● **Written problem**:
Reproduce all the entries exactly and keep the pictures out.

● **Supplied material**:

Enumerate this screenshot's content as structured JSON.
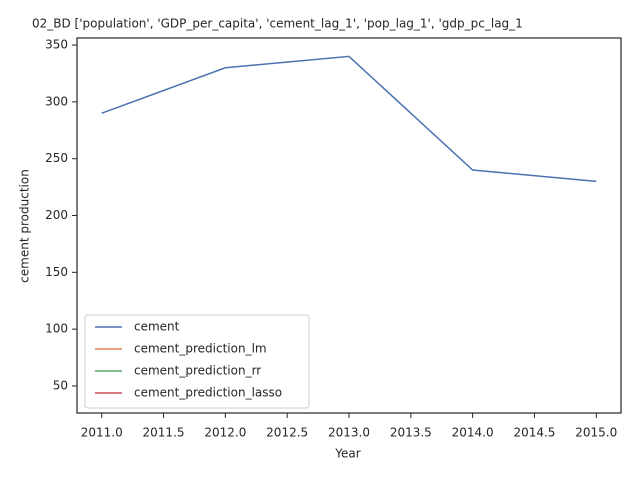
{
  "chart_data": {
    "type": "line",
    "title": "02_BD ['population', 'GDP_per_capita', 'cement_lag_1', 'pop_lag_1', 'gdp_pc_lag_1",
    "x_label": "Year",
    "y_label": "cement production",
    "x": [
      2011,
      2012,
      2013,
      2014,
      2015
    ],
    "series": [
      {
        "name": "cement",
        "color": "#4c72b0",
        "values": [
          290,
          330,
          340,
          240,
          230
        ]
      },
      {
        "name": "cement_prediction_lm",
        "color": "#dd8452",
        "values": [
          null,
          null,
          null,
          null,
          null
        ]
      },
      {
        "name": "cement_prediction_rr",
        "color": "#55a868",
        "values": [
          null,
          null,
          null,
          null,
          null
        ]
      },
      {
        "name": "cement_prediction_lasso",
        "color": "#c44e52",
        "values": [
          null,
          null,
          null,
          null,
          null
        ]
      }
    ],
    "xlim": [
      2010.8,
      2015.2
    ],
    "xticks": [
      {
        "value": 2011,
        "label": "2011.0"
      },
      {
        "value": 2011.5,
        "label": "2011.5"
      },
      {
        "value": 2012,
        "label": "2012.0"
      },
      {
        "value": 2012.5,
        "label": "2012.5"
      },
      {
        "value": 2013,
        "label": "2013.0"
      },
      {
        "value": 2013.5,
        "label": "2013.5"
      },
      {
        "value": 2014,
        "label": "2014.0"
      },
      {
        "value": 2014.5,
        "label": "2014.5"
      },
      {
        "value": 2015,
        "label": "2015.0"
      }
    ],
    "ylim": [
      26.2,
      356.2
    ],
    "yticks": [
      50,
      100,
      150,
      200,
      250,
      300,
      350
    ],
    "legend": "lower left",
    "grid": false
  }
}
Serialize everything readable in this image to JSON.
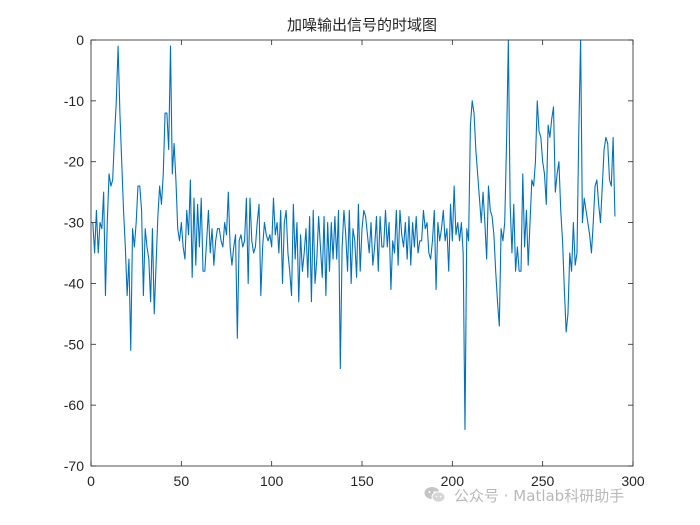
{
  "chart_data": {
    "type": "line",
    "title": "加噪输出信号的时域图",
    "xlabel": "",
    "ylabel": "",
    "xlim": [
      0,
      300
    ],
    "ylim": [
      -70,
      0
    ],
    "xticks": [
      0,
      50,
      100,
      150,
      200,
      250,
      300
    ],
    "yticks": [
      0,
      -10,
      -20,
      -30,
      -40,
      -50,
      -60,
      -70
    ],
    "grid": false,
    "series": [
      {
        "color": "#0072BD",
        "values": [
          -30,
          -35,
          -28,
          -35,
          -30,
          -31,
          -25,
          -42,
          -30,
          -22,
          -24,
          -23,
          -16,
          -10,
          -1,
          -12,
          -20,
          -28,
          -34,
          -42,
          -36,
          -51,
          -31,
          -34,
          -30,
          -24,
          -24,
          -28,
          -42,
          -31,
          -34,
          -36,
          -43,
          -31,
          -45,
          -37,
          -29,
          -24,
          -27,
          -22,
          -12,
          -12,
          -18,
          -1,
          -22,
          -17,
          -23,
          -31,
          -33,
          -30,
          -34,
          -36,
          -28,
          -32,
          -23,
          -39,
          -26,
          -37,
          -27,
          -34,
          -26,
          -38,
          -38,
          -33,
          -28,
          -35,
          -31,
          -37,
          -33,
          -31,
          -31,
          -33,
          -34,
          -30,
          -32,
          -25,
          -34,
          -37,
          -34,
          -32,
          -49,
          -33,
          -32,
          -34,
          -33,
          -26,
          -40,
          -26,
          -33,
          -35,
          -34,
          -30,
          -27,
          -42,
          -34,
          -30,
          -32,
          -33,
          -32,
          -34,
          -26,
          -32,
          -30,
          -35,
          -28,
          -40,
          -30,
          -28,
          -35,
          -38,
          -42,
          -27,
          -36,
          -30,
          -43,
          -32,
          -38,
          -35,
          -31,
          -39,
          -29,
          -43,
          -28,
          -40,
          -36,
          -29,
          -34,
          -39,
          -29,
          -42,
          -30,
          -38,
          -30,
          -36,
          -29,
          -36,
          -28,
          -54,
          -34,
          -28,
          -32,
          -38,
          -28,
          -40,
          -31,
          -33,
          -39,
          -27,
          -38,
          -31,
          -28,
          -29,
          -32,
          -35,
          -30,
          -37,
          -34,
          -29,
          -38,
          -29,
          -34,
          -34,
          -28,
          -34,
          -30,
          -41,
          -33,
          -35,
          -28,
          -37,
          -28,
          -32,
          -34,
          -30,
          -36,
          -29,
          -37,
          -30,
          -34,
          -29,
          -35,
          -33,
          -33,
          -28,
          -31,
          -30,
          -35,
          -36,
          -33,
          -28,
          -41,
          -30,
          -33,
          -31,
          -28,
          -33,
          -31,
          -38,
          -27,
          -33,
          -24,
          -32,
          -30,
          -33,
          -30,
          -35,
          -64,
          -31,
          -33,
          -14,
          -10,
          -12,
          -18,
          -22,
          -26,
          -30,
          -25,
          -30,
          -36,
          -24,
          -28,
          -29,
          -32,
          -38,
          -43,
          -47,
          -31,
          -33,
          -30,
          -17,
          0,
          -27,
          -35,
          -27,
          -38,
          -34,
          -38,
          -38,
          -22,
          -34,
          -28,
          -37,
          -30,
          -23,
          -24,
          -20,
          -10,
          -15,
          -16,
          -20,
          -22,
          -27,
          -14,
          -16,
          -13,
          -11,
          -25,
          -22,
          -20,
          -28,
          -33,
          -41,
          -48,
          -45,
          -35,
          -38,
          -30,
          -37,
          -35,
          -15,
          0,
          -30,
          -26,
          -28,
          -30,
          -32,
          -35,
          -30,
          -24,
          -23,
          -27,
          -30,
          -24,
          -18,
          -16,
          -17,
          -23,
          -24,
          -16,
          -29
        ]
      }
    ]
  },
  "watermark": {
    "icon": "wechat-icon",
    "text": "公众号 · Matlab科研助手"
  }
}
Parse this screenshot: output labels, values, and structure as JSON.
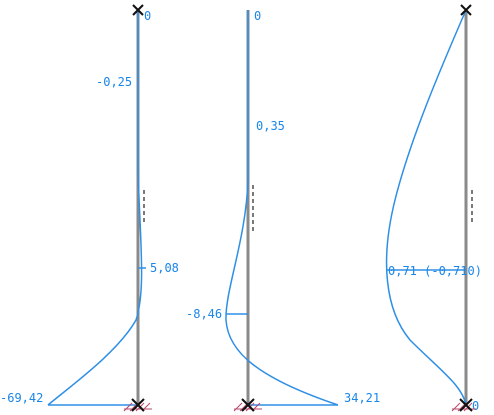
{
  "diagrams": [
    {
      "id": "left",
      "labels": {
        "top": "0",
        "upper": "-0,25",
        "mid": "5,08",
        "bottom": "-69,42"
      }
    },
    {
      "id": "middle",
      "labels": {
        "top": "0",
        "upper": "0,35",
        "mid": "-8,46",
        "bottom": "34,21"
      }
    },
    {
      "id": "right",
      "labels": {
        "mid": "0,71 (-0,710)",
        "bottom": "0"
      }
    }
  ],
  "colors": {
    "curve": "#2e8fe6",
    "label": "#1a86e8",
    "member": "#8a8a8a",
    "node": "#111111",
    "support_hatch": "#b8476a"
  }
}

● **Full solution**:
Enumerate this screenshot's content as structured JSON.
{
  "chart_data": {
    "type": "line",
    "title": "02_BD ['population', 'GDP_per_capita', 'cement_lag_1', 'pop_lag_1', 'gdp_pc_lag_1",
    "x_label": "Year",
    "y_label": "cement production",
    "x": [
      2011,
      2012,
      2013,
      2014,
      2015
    ],
    "series": [
      {
        "name": "cement",
        "color": "#4c72b0",
        "values": [
          290,
          330,
          340,
          240,
          230
        ]
      },
      {
        "name": "cement_prediction_lm",
        "color": "#dd8452",
        "values": [
          null,
          null,
          null,
          null,
          null
        ]
      },
      {
        "name": "cement_prediction_rr",
        "color": "#55a868",
        "values": [
          null,
          null,
          null,
          null,
          null
        ]
      },
      {
        "name": "cement_prediction_lasso",
        "color": "#c44e52",
        "values": [
          null,
          null,
          null,
          null,
          null
        ]
      }
    ],
    "xlim": [
      2010.8,
      2015.2
    ],
    "xticks": [
      {
        "value": 2011,
        "label": "2011.0"
      },
      {
        "value": 2011.5,
        "label": "2011.5"
      },
      {
        "value": 2012,
        "label": "2012.0"
      },
      {
        "value": 2012.5,
        "label": "2012.5"
      },
      {
        "value": 2013,
        "label": "2013.0"
      },
      {
        "value": 2013.5,
        "label": "2013.5"
      },
      {
        "value": 2014,
        "label": "2014.0"
      },
      {
        "value": 2014.5,
        "label": "2014.5"
      },
      {
        "value": 2015,
        "label": "2015.0"
      }
    ],
    "ylim": [
      26.2,
      356.2
    ],
    "yticks": [
      50,
      100,
      150,
      200,
      250,
      300,
      350
    ],
    "legend": "lower left",
    "grid": false
  }
}
Serialize everything readable in this image to JSON.
{
  "chart_data": {
    "type": "line",
    "title": "加噪输出信号的时域图",
    "xlabel": "",
    "ylabel": "",
    "xlim": [
      0,
      300
    ],
    "ylim": [
      -70,
      0
    ],
    "xticks": [
      0,
      50,
      100,
      150,
      200,
      250,
      300
    ],
    "yticks": [
      0,
      -10,
      -20,
      -30,
      -40,
      -50,
      -60,
      -70
    ],
    "grid": false,
    "series": [
      {
        "color": "#0072BD",
        "values": [
          -30,
          -35,
          -28,
          -35,
          -30,
          -31,
          -25,
          -42,
          -30,
          -22,
          -24,
          -23,
          -16,
          -10,
          -1,
          -12,
          -20,
          -28,
          -34,
          -42,
          -36,
          -51,
          -31,
          -34,
          -30,
          -24,
          -24,
          -28,
          -42,
          -31,
          -34,
          -36,
          -43,
          -31,
          -45,
          -37,
          -29,
          -24,
          -27,
          -22,
          -12,
          -12,
          -18,
          -1,
          -22,
          -17,
          -23,
          -31,
          -33,
          -30,
          -34,
          -36,
          -28,
          -32,
          -23,
          -39,
          -26,
          -37,
          -27,
          -34,
          -26,
          -38,
          -38,
          -33,
          -28,
          -35,
          -31,
          -37,
          -33,
          -31,
          -31,
          -33,
          -34,
          -30,
          -32,
          -25,
          -34,
          -37,
          -34,
          -32,
          -49,
          -33,
          -32,
          -34,
          -33,
          -26,
          -40,
          -26,
          -33,
          -35,
          -34,
          -30,
          -27,
          -42,
          -34,
          -30,
          -32,
          -33,
          -32,
          -34,
          -26,
          -32,
          -30,
          -35,
          -28,
          -40,
          -30,
          -28,
          -35,
          -38,
          -42,
          -27,
          -36,
          -30,
          -43,
          -32,
          -38,
          -35,
          -31,
          -39,
          -29,
          -43,
          -28,
          -40,
          -36,
          -29,
          -34,
          -39,
          -29,
          -42,
          -30,
          -38,
          -30,
          -36,
          -29,
          -36,
          -28,
          -54,
          -34,
          -28,
          -32,
          -38,
          -28,
          -40,
          -31,
          -33,
          -39,
          -27,
          -38,
          -31,
          -28,
          -29,
          -32,
          -35,
          -30,
          -37,
          -34,
          -29,
          -38,
          -29,
          -34,
          -34,
          -28,
          -34,
          -30,
          -41,
          -33,
          -35,
          -28,
          -37,
          -28,
          -32,
          -34,
          -30,
          -36,
          -29,
          -37,
          -30,
          -34,
          -29,
          -35,
          -33,
          -33,
          -28,
          -31,
          -30,
          -35,
          -36,
          -33,
          -28,
          -41,
          -30,
          -33,
          -31,
          -28,
          -33,
          -31,
          -38,
          -27,
          -33,
          -24,
          -32,
          -30,
          -33,
          -30,
          -35,
          -64,
          -31,
          -33,
          -14,
          -10,
          -12,
          -18,
          -22,
          -26,
          -30,
          -25,
          -30,
          -36,
          -24,
          -28,
          -29,
          -32,
          -38,
          -43,
          -47,
          -31,
          -33,
          -30,
          -17,
          0,
          -27,
          -35,
          -27,
          -38,
          -34,
          -38,
          -38,
          -22,
          -34,
          -28,
          -37,
          -30,
          -23,
          -24,
          -20,
          -10,
          -15,
          -16,
          -20,
          -22,
          -27,
          -14,
          -16,
          -13,
          -11,
          -25,
          -22,
          -20,
          -28,
          -33,
          -41,
          -48,
          -45,
          -35,
          -38,
          -30,
          -37,
          -35,
          -15,
          0,
          -30,
          -26,
          -28,
          -30,
          -32,
          -35,
          -30,
          -24,
          -23,
          -27,
          -30,
          -24,
          -18,
          -16,
          -17,
          -23,
          -24,
          -16,
          -29
        ]
      }
    ]
  },
  "watermark": {
    "icon": "wechat-icon",
    "text": "公众号 · Matlab科研助手"
  }
}
Parse this screenshot: output labels, values, and structure as JSON.
{
  "diagrams": [
    {
      "id": "left",
      "labels": {
        "top": "0",
        "upper": "-0,25",
        "mid": "5,08",
        "bottom": "-69,42"
      }
    },
    {
      "id": "middle",
      "labels": {
        "top": "0",
        "upper": "0,35",
        "mid": "-8,46",
        "bottom": "34,21"
      }
    },
    {
      "id": "right",
      "labels": {
        "mid": "0,71 (-0,710)",
        "bottom": "0"
      }
    }
  ],
  "colors": {
    "curve": "#2e8fe6",
    "label": "#1a86e8",
    "member": "#8a8a8a",
    "node": "#111111",
    "support_hatch": "#b8476a"
  }
}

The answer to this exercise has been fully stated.